**What the task asks**. Identify the lines containing the word "title". Copy each one.

**Records to use**.
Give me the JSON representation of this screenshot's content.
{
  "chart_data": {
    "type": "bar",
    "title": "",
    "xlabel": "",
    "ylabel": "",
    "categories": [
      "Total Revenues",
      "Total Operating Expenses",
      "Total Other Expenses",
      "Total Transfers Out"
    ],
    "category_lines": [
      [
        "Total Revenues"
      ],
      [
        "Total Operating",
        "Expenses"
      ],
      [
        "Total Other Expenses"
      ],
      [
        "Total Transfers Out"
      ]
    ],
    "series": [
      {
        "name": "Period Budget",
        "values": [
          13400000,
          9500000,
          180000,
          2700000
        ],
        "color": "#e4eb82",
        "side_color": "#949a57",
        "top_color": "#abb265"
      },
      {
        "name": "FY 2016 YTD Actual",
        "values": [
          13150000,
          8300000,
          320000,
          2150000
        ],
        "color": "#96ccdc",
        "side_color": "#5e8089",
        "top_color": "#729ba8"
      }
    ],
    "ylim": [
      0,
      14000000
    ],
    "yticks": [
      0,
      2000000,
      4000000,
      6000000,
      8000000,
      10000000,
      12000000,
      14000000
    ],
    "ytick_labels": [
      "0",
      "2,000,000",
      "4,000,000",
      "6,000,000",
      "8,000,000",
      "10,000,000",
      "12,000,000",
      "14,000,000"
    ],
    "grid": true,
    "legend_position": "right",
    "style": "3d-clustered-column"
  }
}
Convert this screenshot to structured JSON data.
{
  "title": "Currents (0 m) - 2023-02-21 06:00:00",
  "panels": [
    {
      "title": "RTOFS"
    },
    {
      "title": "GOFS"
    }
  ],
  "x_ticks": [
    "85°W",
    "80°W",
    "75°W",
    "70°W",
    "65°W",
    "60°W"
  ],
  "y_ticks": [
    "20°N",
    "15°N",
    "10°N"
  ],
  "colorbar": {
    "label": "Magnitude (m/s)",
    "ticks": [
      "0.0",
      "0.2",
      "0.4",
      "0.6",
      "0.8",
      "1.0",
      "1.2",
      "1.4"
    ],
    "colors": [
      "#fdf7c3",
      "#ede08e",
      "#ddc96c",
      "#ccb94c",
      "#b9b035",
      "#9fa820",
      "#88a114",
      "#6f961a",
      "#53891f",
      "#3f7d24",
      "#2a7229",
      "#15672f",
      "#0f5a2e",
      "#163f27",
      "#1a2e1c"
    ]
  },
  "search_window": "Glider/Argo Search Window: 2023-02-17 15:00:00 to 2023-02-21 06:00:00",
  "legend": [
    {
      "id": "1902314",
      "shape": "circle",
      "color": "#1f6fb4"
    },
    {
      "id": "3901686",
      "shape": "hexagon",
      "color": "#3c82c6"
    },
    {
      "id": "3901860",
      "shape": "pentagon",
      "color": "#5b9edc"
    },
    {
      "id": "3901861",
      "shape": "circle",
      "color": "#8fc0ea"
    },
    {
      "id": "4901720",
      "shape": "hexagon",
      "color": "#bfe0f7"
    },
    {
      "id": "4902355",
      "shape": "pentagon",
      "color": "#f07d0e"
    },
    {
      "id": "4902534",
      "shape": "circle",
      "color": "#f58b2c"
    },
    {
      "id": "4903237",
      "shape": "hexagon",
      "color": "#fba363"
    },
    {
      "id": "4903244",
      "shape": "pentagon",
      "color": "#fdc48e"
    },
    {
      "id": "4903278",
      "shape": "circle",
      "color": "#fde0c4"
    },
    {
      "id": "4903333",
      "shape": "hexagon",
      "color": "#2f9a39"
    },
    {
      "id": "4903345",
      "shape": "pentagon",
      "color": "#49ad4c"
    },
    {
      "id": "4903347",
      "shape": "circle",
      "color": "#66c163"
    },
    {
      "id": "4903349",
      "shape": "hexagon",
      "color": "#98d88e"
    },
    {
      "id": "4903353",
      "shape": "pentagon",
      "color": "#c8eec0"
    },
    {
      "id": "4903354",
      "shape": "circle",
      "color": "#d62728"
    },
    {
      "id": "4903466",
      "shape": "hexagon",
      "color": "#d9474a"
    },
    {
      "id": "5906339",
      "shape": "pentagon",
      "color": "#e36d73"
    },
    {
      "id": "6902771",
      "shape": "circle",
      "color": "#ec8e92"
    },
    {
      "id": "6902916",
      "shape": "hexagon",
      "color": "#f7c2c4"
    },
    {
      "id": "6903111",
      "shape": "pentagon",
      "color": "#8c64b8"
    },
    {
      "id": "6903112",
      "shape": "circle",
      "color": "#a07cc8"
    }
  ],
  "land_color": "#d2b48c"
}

**Problem solution**.
    "title": "",
  "title": "Currents (0 m) - 2023-02-21 06:00:00",
      "title": "RTOFS"
      "title": "GOFS"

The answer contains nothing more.